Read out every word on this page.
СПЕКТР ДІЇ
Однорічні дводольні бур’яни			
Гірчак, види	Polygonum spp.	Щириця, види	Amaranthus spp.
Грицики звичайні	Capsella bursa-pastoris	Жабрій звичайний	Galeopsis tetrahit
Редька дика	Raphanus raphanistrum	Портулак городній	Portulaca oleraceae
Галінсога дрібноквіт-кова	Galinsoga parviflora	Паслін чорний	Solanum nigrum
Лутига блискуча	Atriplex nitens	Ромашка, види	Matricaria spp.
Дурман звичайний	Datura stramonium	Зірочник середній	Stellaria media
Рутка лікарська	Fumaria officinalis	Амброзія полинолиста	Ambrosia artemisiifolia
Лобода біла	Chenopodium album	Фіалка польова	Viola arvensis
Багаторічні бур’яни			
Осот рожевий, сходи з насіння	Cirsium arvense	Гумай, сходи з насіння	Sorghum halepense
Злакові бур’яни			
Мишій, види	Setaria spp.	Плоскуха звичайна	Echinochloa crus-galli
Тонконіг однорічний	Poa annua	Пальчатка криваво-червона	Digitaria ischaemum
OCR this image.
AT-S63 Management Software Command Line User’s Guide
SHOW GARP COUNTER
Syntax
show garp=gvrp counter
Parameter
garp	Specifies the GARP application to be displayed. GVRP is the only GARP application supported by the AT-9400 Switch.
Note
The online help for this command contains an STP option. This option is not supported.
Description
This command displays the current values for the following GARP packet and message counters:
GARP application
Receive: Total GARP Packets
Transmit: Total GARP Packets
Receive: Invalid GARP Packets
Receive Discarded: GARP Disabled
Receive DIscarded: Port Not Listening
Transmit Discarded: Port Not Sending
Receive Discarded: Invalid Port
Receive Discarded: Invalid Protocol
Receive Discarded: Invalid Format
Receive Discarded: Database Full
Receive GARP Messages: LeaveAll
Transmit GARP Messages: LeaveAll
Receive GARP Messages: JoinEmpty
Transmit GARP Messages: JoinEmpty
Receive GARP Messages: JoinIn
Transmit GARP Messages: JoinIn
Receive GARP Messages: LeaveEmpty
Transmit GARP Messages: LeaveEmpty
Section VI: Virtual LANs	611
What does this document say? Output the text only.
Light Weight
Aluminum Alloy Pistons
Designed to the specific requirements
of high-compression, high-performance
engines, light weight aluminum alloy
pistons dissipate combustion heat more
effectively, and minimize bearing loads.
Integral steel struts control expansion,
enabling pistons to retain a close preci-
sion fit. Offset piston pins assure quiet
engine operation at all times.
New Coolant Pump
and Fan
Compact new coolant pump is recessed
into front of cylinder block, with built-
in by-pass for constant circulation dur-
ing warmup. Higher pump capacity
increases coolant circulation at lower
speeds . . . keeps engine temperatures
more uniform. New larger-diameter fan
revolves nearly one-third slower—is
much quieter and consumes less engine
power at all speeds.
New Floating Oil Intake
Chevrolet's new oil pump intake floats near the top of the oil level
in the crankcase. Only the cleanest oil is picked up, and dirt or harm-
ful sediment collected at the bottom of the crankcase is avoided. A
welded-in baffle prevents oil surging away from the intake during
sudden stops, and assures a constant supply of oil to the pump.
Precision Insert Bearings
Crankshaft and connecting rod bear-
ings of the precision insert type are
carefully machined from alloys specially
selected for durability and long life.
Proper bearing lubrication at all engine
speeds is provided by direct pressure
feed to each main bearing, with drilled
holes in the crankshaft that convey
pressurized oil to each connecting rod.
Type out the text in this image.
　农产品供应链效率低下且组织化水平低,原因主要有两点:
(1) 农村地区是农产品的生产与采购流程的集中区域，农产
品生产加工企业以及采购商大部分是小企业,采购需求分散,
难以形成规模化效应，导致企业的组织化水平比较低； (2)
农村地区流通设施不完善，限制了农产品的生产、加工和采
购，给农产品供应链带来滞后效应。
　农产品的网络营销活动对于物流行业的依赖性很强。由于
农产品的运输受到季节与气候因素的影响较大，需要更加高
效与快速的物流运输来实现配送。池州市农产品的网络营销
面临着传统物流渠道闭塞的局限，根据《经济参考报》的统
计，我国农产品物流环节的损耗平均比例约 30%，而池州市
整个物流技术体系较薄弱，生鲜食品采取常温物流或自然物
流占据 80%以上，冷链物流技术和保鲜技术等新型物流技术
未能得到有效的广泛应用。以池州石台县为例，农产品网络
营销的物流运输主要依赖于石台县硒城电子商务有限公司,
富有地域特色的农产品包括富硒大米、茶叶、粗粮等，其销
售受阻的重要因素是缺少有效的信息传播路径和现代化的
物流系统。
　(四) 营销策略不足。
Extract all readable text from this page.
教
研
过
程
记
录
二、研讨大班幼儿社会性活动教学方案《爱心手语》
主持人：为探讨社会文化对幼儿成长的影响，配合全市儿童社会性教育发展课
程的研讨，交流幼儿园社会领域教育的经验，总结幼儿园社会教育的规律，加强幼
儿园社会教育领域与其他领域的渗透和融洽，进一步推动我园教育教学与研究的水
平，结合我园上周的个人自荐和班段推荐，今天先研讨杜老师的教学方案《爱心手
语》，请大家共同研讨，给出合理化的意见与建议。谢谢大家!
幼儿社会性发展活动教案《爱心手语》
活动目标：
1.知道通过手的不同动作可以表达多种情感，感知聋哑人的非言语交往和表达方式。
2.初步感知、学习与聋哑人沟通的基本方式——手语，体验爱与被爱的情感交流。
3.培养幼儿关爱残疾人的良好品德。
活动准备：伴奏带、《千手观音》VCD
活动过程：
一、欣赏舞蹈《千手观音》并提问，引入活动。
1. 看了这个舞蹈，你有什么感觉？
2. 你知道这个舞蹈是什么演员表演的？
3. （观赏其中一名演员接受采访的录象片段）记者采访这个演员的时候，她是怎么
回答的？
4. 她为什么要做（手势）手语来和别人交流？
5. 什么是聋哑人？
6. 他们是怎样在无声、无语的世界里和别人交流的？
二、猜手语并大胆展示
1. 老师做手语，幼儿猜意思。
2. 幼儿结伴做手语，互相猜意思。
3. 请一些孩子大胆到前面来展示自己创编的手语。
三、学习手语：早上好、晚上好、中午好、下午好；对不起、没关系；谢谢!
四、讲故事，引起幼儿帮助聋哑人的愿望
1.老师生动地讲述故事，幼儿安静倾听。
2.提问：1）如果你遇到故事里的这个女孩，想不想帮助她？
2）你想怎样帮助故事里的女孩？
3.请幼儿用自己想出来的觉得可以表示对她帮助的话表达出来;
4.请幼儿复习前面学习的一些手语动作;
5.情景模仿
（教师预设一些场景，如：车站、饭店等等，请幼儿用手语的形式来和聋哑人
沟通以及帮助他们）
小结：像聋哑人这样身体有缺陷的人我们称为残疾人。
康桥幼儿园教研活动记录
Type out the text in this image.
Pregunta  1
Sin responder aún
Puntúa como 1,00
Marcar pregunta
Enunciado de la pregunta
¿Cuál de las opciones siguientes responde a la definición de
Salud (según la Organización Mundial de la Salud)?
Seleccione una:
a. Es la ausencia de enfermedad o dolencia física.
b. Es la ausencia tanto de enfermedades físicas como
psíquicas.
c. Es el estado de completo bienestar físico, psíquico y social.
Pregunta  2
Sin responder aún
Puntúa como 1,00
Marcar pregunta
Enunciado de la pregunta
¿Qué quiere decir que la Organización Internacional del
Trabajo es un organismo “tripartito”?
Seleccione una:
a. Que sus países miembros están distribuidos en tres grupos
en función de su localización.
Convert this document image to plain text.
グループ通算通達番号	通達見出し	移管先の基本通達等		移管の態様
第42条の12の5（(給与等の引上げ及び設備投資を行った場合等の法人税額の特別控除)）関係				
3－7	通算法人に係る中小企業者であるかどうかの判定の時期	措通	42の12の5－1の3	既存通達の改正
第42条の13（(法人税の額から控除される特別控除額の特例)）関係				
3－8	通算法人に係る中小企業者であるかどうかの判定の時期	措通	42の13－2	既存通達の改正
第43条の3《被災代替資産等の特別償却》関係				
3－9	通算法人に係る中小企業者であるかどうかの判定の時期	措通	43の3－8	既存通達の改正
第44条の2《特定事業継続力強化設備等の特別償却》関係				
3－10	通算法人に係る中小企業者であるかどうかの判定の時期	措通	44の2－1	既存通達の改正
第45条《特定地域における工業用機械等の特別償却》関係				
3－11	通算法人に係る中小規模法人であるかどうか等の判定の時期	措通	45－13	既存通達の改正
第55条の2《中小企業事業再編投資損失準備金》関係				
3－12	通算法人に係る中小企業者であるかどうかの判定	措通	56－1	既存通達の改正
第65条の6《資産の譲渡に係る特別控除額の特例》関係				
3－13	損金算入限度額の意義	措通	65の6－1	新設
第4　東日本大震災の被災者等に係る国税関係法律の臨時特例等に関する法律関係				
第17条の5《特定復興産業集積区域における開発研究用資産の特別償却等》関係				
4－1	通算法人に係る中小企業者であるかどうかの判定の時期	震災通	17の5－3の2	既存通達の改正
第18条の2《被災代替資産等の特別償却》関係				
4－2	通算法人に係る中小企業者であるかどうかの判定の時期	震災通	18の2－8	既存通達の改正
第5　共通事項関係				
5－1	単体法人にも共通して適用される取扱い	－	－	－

__________

The task:
From the records given above, copy all lines containing "speeds".

Output for this exercise:
speeds . . . keeps engine temperatures
power at all speeds.
speeds is provided by direct pressure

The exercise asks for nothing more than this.